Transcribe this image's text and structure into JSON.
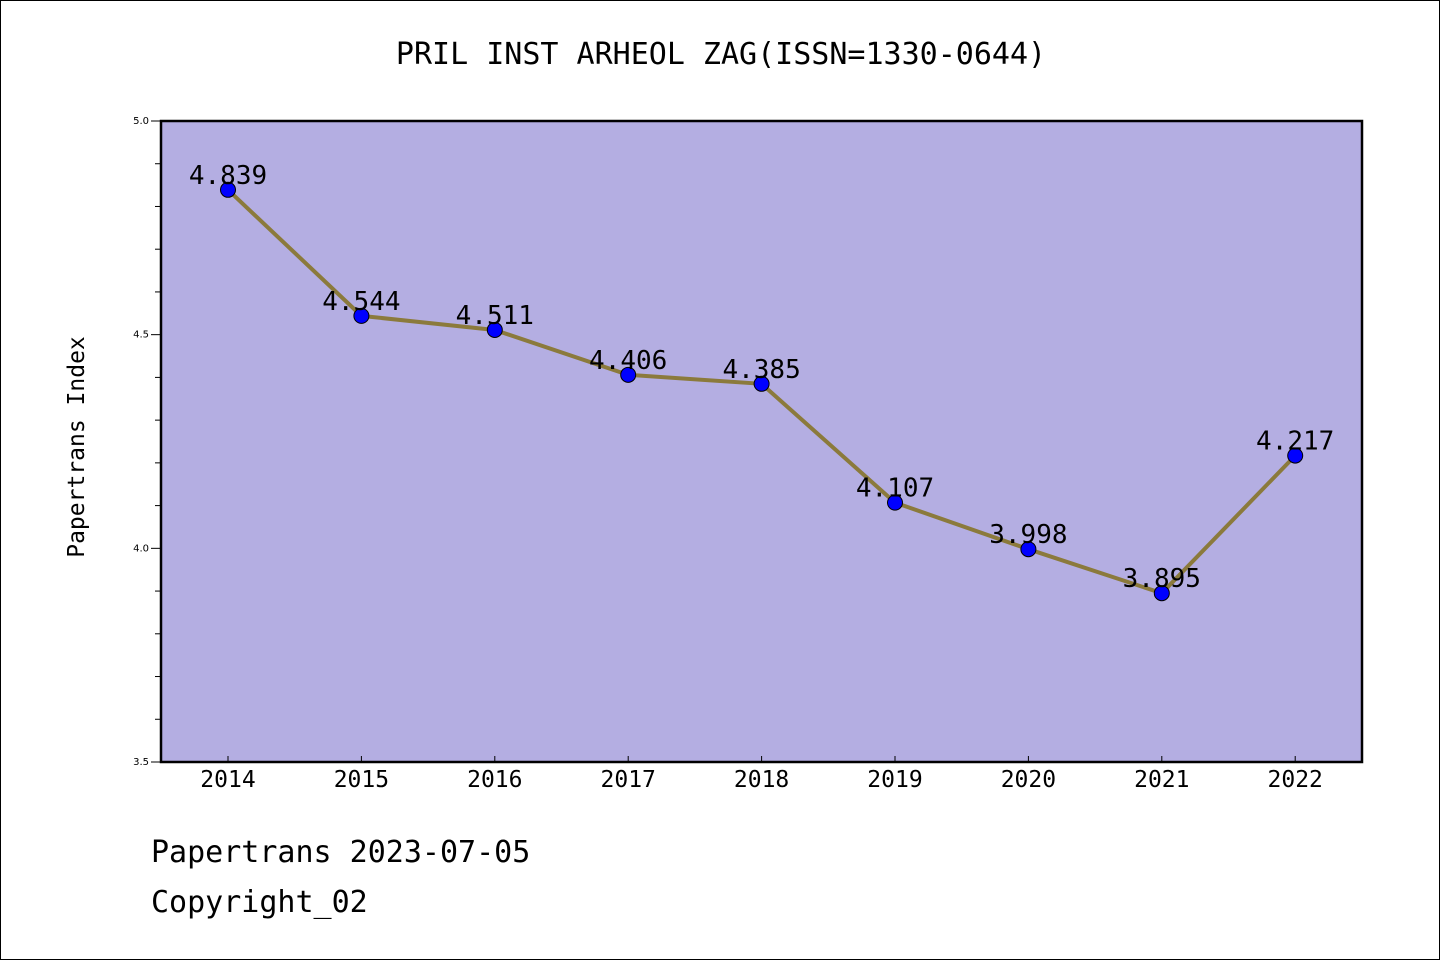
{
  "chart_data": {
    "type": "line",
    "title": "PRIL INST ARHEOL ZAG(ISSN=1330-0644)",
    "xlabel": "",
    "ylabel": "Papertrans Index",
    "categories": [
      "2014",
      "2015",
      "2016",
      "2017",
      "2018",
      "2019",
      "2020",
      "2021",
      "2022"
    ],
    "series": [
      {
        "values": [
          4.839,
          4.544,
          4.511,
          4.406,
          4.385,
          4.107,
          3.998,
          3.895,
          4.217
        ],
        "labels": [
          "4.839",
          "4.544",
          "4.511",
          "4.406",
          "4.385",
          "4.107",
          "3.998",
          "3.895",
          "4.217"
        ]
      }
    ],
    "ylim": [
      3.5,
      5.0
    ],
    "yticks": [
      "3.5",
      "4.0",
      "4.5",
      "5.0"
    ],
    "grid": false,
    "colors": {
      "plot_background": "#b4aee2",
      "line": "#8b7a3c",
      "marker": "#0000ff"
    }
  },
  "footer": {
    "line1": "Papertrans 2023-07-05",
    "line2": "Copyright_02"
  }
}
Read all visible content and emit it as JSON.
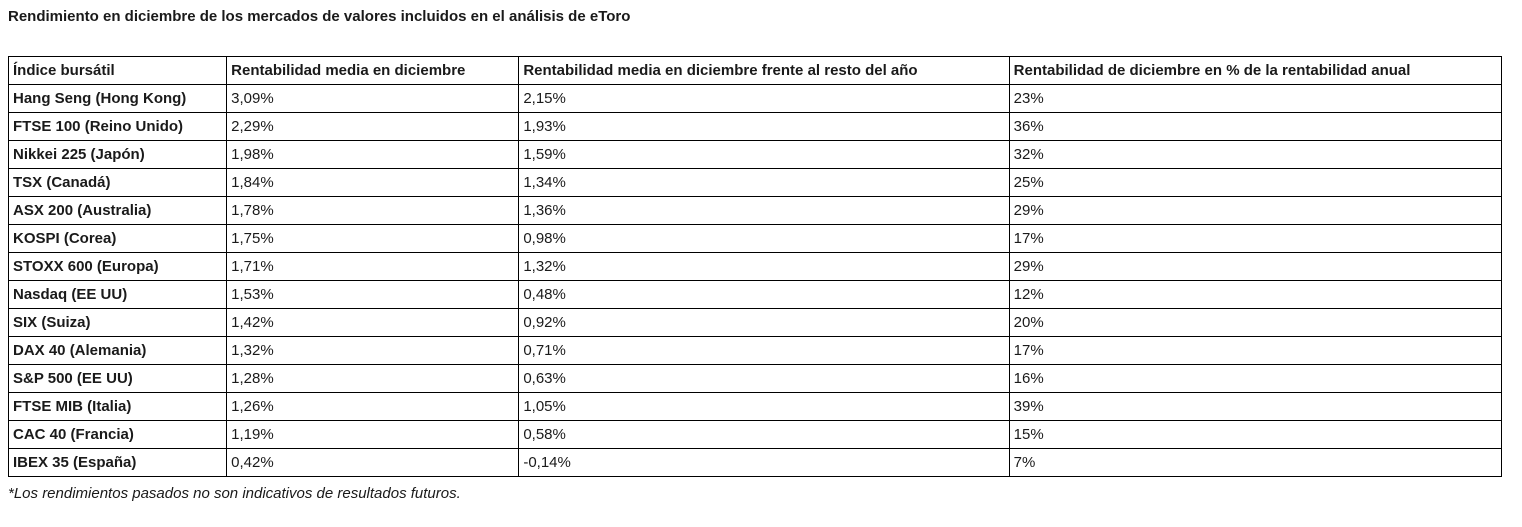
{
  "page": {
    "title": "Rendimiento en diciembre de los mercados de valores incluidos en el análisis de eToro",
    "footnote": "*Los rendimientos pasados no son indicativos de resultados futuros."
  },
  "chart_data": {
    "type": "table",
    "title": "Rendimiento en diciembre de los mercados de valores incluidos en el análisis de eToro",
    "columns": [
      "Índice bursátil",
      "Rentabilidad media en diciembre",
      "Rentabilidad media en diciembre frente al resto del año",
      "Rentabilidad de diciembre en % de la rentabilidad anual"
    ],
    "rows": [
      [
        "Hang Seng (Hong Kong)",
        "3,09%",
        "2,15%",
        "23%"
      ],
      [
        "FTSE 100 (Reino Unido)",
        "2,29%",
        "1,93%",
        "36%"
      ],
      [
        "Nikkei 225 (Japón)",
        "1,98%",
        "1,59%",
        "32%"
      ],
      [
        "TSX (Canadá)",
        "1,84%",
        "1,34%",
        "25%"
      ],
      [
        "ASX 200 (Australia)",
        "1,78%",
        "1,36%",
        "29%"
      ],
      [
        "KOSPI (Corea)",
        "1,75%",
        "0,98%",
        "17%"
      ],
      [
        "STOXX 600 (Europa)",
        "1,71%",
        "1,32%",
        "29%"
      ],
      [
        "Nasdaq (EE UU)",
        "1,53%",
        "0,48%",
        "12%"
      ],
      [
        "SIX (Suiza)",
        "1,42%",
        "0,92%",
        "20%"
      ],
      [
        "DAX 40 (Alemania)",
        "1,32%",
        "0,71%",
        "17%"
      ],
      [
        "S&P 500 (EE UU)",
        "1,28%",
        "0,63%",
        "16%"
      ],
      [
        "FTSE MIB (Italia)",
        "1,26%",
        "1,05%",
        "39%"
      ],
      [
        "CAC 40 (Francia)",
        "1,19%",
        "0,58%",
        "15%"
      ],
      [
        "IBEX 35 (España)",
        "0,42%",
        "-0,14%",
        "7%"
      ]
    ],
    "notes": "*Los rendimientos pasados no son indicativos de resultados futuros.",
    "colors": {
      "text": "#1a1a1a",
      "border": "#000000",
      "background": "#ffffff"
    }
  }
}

• • •

■ Task statement: Extract lines where the string "resultados" occurs.

■ Answer for the task:
    "footnote": "*Los rendimientos pasados no son indicativos de resultados futuros."
    "notes": "*Los rendimientos pasados no son indicativos de resultados futuros.",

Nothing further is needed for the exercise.